◆ **Entries provided**
▬▬▬

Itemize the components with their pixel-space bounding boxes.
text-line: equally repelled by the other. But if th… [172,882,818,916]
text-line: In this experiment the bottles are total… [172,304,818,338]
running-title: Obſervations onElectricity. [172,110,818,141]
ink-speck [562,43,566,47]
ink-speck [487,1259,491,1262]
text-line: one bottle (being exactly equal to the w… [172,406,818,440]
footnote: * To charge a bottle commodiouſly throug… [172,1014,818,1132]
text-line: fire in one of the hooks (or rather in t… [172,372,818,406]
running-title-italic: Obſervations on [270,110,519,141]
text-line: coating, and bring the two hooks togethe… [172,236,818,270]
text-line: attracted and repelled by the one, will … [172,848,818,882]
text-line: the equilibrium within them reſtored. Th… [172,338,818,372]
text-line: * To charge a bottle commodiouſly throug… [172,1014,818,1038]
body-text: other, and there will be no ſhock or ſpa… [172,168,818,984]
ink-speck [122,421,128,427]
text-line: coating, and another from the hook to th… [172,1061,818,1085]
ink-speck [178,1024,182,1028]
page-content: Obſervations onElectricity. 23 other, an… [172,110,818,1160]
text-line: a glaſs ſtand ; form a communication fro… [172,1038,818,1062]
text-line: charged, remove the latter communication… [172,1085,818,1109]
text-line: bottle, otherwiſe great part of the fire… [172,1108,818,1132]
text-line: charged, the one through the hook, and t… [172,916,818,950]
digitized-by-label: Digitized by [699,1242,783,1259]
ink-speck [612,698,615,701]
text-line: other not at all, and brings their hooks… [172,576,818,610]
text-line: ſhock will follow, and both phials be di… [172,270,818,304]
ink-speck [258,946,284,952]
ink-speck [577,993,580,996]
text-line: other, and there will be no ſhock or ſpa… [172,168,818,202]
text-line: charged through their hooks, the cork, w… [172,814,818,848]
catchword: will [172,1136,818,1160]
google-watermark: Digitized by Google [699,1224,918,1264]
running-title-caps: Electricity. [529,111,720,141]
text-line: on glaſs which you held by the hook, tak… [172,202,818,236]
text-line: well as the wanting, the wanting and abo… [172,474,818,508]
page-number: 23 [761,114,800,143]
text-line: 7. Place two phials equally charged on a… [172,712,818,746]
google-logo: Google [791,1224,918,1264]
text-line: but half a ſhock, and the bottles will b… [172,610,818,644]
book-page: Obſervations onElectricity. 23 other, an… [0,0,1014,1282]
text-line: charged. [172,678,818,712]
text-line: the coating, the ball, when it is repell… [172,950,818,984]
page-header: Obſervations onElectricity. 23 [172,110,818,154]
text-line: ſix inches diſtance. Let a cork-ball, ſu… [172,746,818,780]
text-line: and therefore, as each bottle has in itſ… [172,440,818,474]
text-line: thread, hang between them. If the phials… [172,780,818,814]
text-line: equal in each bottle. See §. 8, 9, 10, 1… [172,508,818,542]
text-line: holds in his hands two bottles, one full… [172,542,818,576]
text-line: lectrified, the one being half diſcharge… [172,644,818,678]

▬▬▬

Rewrite the lines above, replacing each instance of "ink-speck" with "ink-dot" and leaving everything else unchanged.

◆ **Response**
Itemize the components with their pixel-space bounding boxes.
text-line: equally repelled by the other. But if th… [172,882,818,916]
text-line: In this experiment the bottles are total… [172,304,818,338]
running-title: Obſervations onElectricity. [172,110,818,141]
ink-dot [562,43,566,47]
ink-dot [487,1259,491,1262]
text-line: one bottle (being exactly equal to the w… [172,406,818,440]
footnote: * To charge a bottle commodiouſly throug… [172,1014,818,1132]
text-line: fire in one of the hooks (or rather in t… [172,372,818,406]
running-title-italic: Obſervations on [270,110,519,141]
text-line: coating, and bring the two hooks togethe… [172,236,818,270]
text-line: attracted and repelled by the one, will … [172,848,818,882]
text-line: the equilibrium within them reſtored. Th… [172,338,818,372]
text-line: * To charge a bottle commodiouſly throug… [172,1014,818,1038]
body-text: other, and there will be no ſhock or ſpa… [172,168,818,984]
ink-dot [122,421,128,427]
text-line: coating, and another from the hook to th… [172,1061,818,1085]
ink-dot [178,1024,182,1028]
page-content: Obſervations onElectricity. 23 other, an… [172,110,818,1160]
text-line: a glaſs ſtand ; form a communication fro… [172,1038,818,1062]
text-line: charged, remove the latter communication… [172,1085,818,1109]
text-line: bottle, otherwiſe great part of the fire… [172,1108,818,1132]
text-line: charged, the one through the hook, and t… [172,916,818,950]
digitized-by-label: Digitized by [699,1242,783,1259]
ink-dot [612,698,615,701]
text-line: other not at all, and brings their hooks… [172,576,818,610]
text-line: ſhock will follow, and both phials be di… [172,270,818,304]
ink-dot [258,946,284,952]
ink-dot [577,993,580,996]
text-line: other, and there will be no ſhock or ſpa… [172,168,818,202]
text-line: charged through their hooks, the cork, w… [172,814,818,848]
catchword: will [172,1136,818,1160]
google-watermark: Digitized by Google [699,1224,918,1264]
running-title-caps: Electricity. [529,111,720,141]
text-line: on glaſs which you held by the hook, tak… [172,202,818,236]
text-line: well as the wanting, the wanting and abo… [172,474,818,508]
page-number: 23 [761,114,800,143]
text-line: 7. Place two phials equally charged on a… [172,712,818,746]
google-logo: Google [791,1224,918,1264]
text-line: but half a ſhock, and the bottles will b… [172,610,818,644]
book-page: Obſervations onElectricity. 23 other, an… [0,0,1014,1282]
text-line: charged. [172,678,818,712]
text-line: the coating, the ball, when it is repell… [172,950,818,984]
page-header: Obſervations onElectricity. 23 [172,110,818,154]
text-line: ſix inches diſtance. Let a cork-ball, ſu… [172,746,818,780]
text-line: and therefore, as each bottle has in itſ… [172,440,818,474]
text-line: thread, hang between them. If the phials… [172,780,818,814]
text-line: equal in each bottle. See §. 8, 9, 10, 1… [172,508,818,542]
text-line: holds in his hands two bottles, one full… [172,542,818,576]
text-line: lectrified, the one being half diſcharge… [172,644,818,678]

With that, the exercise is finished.